**TASK STATEMENT**:
Could you output each line of the data that follows exactly?

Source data
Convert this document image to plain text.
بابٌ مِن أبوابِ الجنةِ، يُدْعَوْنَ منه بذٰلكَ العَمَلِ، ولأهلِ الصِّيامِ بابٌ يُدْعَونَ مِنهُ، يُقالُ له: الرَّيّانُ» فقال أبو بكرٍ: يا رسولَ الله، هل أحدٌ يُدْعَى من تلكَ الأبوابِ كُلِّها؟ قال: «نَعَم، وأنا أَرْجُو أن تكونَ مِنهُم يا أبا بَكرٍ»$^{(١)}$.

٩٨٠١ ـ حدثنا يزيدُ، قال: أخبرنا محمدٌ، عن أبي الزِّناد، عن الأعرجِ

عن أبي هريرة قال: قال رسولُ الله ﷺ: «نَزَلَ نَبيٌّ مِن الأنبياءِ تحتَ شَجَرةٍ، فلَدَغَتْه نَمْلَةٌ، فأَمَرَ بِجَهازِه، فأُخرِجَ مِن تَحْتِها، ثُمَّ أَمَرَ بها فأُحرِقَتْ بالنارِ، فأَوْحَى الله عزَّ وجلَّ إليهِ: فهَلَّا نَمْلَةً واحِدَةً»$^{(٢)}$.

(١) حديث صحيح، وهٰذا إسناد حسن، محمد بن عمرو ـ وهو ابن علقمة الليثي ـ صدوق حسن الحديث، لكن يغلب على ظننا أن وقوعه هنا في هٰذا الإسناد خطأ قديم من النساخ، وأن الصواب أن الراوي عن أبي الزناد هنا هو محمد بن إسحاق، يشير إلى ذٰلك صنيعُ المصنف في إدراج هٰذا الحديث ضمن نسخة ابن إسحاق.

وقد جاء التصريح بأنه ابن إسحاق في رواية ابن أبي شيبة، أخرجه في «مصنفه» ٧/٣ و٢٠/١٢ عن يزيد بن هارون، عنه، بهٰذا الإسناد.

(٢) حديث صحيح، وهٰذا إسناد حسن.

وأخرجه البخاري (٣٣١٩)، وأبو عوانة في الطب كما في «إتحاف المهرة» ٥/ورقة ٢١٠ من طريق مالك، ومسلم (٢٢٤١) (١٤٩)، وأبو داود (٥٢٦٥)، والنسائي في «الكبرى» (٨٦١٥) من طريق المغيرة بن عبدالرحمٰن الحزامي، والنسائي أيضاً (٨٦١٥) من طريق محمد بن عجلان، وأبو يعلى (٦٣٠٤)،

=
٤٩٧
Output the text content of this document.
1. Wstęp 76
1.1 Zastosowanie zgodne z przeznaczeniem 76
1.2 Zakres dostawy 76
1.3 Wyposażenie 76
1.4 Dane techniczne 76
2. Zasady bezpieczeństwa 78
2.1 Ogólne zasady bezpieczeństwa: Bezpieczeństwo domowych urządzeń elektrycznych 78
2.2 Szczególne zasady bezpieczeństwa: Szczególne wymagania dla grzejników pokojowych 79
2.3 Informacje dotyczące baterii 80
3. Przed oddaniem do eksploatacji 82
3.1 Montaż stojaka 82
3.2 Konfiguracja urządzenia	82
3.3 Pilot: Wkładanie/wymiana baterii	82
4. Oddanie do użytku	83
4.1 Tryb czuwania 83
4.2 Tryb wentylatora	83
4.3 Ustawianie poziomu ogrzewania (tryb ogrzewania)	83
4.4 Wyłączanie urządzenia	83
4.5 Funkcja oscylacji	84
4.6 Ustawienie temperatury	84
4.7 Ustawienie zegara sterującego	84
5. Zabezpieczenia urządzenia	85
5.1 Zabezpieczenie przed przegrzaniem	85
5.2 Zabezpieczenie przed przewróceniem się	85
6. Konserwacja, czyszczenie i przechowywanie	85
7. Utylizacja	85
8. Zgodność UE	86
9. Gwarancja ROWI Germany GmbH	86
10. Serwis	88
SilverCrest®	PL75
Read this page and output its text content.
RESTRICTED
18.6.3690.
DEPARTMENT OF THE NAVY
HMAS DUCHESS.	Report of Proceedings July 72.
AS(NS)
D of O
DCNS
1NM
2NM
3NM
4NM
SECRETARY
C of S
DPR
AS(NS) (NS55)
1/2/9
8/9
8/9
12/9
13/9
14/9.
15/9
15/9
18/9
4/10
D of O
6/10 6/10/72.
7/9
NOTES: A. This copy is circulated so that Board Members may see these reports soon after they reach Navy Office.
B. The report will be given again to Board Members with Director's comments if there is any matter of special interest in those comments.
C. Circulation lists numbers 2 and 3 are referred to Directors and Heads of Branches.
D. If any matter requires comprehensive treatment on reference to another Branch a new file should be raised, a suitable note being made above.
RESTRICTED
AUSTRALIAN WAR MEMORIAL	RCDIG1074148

**OUTPUT BELOW**:
Convert this document image to plain text.
بابٌ مِن أبوابِ الجنةِ، يُدْعَوْنَ منه بذٰلكَ العَمَلِ، ولأهلِ الصِّيامِ بابٌ يُدْعَونَ مِنهُ، يُقالُ له: الرَّيّانُ» فقال أبو بكرٍ: يا رسولَ الله، هل أحدٌ يُدْعَى من تلكَ الأبوابِ كُلِّها؟ قال: «نَعَم، وأنا أَرْجُو أن تكونَ مِنهُم يا أبا بَكرٍ»$^{(١)}$.

٩٨٠١ ـ حدثنا يزيدُ، قال: أخبرنا محمدٌ، عن أبي الزِّناد، عن الأعرجِ

عن أبي هريرة قال: قال رسولُ الله ﷺ: «نَزَلَ نَبيٌّ مِن الأنبياءِ تحتَ شَجَرةٍ، فلَدَغَتْه نَمْلَةٌ، فأَمَرَ بِجَهازِه، فأُخرِجَ مِن تَحْتِها، ثُمَّ أَمَرَ بها فأُحرِقَتْ بالنارِ، فأَوْحَى الله عزَّ وجلَّ إليهِ: فهَلَّا نَمْلَةً واحِدَةً»$^{(٢)}$.

(١) حديث صحيح، وهٰذا إسناد حسن، محمد بن عمرو ـ وهو ابن علقمة الليثي ـ صدوق حسن الحديث، لكن يغلب على ظننا أن وقوعه هنا في هٰذا الإسناد خطأ قديم من النساخ، وأن الصواب أن الراوي عن أبي الزناد هنا هو محمد بن إسحاق، يشير إلى ذٰلك صنيعُ المصنف في إدراج هٰذا الحديث ضمن نسخة ابن إسحاق.

وقد جاء التصريح بأنه ابن إسحاق في رواية ابن أبي شيبة، أخرجه في «مصنفه» ٧/٣ و٢٠/١٢ عن يزيد بن هارون، عنه، بهٰذا الإسناد.

(٢) حديث صحيح، وهٰذا إسناد حسن.

وأخرجه البخاري (٣٣١٩)، وأبو عوانة في الطب كما في «إتحاف المهرة» ٥/ورقة ٢١٠ من طريق مالك، ومسلم (٢٢٤١) (١٤٩)، وأبو داود (٥٢٦٥)، والنسائي في «الكبرى» (٨٦١٥) من طريق المغيرة بن عبدالرحمٰن الحزامي، والنسائي أيضاً (٨٦١٥) من طريق محمد بن عجلان، وأبو يعلى (٦٣٠٤)،

=
٤٩٧
Output the text content of this document.
1. Wstęp 76
1.1 Zastosowanie zgodne z przeznaczeniem 76
1.2 Zakres dostawy 76
1.3 Wyposażenie 76
1.4 Dane techniczne 76
2. Zasady bezpieczeństwa 78
2.1 Ogólne zasady bezpieczeństwa: Bezpieczeństwo domowych urządzeń elektrycznych 78
2.2 Szczególne zasady bezpieczeństwa: Szczególne wymagania dla grzejników pokojowych 79
2.3 Informacje dotyczące baterii 80
3. Przed oddaniem do eksploatacji 82
3.1 Montaż stojaka 82
3.2 Konfiguracja urządzenia	82
3.3 Pilot: Wkładanie/wymiana baterii	82
4. Oddanie do użytku	83
4.1 Tryb czuwania 83
4.2 Tryb wentylatora	83
4.3 Ustawianie poziomu ogrzewania (tryb ogrzewania)	83
4.4 Wyłączanie urządzenia	83
4.5 Funkcja oscylacji	84
4.6 Ustawienie temperatury	84
4.7 Ustawienie zegara sterującego	84
5. Zabezpieczenia urządzenia	85
5.1 Zabezpieczenie przed przegrzaniem	85
5.2 Zabezpieczenie przed przewróceniem się	85
6. Konserwacja, czyszczenie i przechowywanie	85
7. Utylizacja	85
8. Zgodność UE	86
9. Gwarancja ROWI Germany GmbH	86
10. Serwis	88
SilverCrest®	PL75
Read this page and output its text content.
RESTRICTED
18.6.3690.
DEPARTMENT OF THE NAVY
HMAS DUCHESS.	Report of Proceedings July 72.
AS(NS)
D of O
DCNS
1NM
2NM
3NM
4NM
SECRETARY
C of S
DPR
AS(NS) (NS55)
1/2/9
8/9
8/9
12/9
13/9
14/9.
15/9
15/9
18/9
4/10
D of O
6/10 6/10/72.
7/9
NOTES: A. This copy is circulated so that Board Members may see these reports soon after they reach Navy Office.
B. The report will be given again to Board Members with Director's comments if there is any matter of special interest in those comments.
C. Circulation lists numbers 2 and 3 are referred to Directors and Heads of Branches.
D. If any matter requires comprehensive treatment on reference to another Branch a new file should be raised, a suitable note being made above.
RESTRICTED
AUSTRALIAN WAR MEMORIAL	RCDIG1074148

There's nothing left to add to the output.